Problem to solve:
Report how many lines of these entries hold the string "text"; reply with the number alone.

+--

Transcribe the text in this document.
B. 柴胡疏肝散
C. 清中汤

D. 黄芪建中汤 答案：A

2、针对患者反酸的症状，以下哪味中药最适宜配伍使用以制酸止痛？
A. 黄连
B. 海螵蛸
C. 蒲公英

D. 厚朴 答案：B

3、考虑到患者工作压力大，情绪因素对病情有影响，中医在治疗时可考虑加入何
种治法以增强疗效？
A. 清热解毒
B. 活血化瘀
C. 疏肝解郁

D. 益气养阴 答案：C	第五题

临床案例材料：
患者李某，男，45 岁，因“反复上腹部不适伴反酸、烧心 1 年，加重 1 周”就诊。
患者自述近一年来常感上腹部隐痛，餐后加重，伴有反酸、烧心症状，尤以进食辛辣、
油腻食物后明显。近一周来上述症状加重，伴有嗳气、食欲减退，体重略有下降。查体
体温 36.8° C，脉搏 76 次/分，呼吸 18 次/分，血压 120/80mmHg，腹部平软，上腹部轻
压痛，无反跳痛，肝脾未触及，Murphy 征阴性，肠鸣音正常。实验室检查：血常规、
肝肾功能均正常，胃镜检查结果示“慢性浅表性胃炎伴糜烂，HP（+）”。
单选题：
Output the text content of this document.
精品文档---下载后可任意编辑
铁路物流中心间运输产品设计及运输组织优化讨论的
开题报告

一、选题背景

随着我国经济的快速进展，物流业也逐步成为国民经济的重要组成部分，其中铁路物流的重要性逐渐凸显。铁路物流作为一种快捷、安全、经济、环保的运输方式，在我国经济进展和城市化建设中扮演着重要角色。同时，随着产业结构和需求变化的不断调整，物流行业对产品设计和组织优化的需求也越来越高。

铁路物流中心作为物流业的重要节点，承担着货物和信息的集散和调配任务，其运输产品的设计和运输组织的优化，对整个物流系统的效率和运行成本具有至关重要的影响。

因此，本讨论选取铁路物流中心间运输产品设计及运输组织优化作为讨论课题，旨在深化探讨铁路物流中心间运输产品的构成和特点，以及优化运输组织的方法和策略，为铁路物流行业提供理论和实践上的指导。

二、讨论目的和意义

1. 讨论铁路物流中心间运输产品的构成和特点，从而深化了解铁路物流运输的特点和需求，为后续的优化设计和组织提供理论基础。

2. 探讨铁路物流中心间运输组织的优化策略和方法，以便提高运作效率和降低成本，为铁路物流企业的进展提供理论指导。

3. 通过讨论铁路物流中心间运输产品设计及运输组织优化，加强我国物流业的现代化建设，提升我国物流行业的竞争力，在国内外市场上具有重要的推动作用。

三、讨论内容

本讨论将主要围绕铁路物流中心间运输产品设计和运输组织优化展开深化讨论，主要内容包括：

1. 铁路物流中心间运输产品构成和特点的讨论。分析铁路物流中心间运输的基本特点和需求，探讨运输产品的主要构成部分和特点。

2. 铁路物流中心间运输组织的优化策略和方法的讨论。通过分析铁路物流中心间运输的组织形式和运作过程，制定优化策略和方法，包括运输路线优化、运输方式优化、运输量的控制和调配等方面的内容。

+--

Finished answer:
2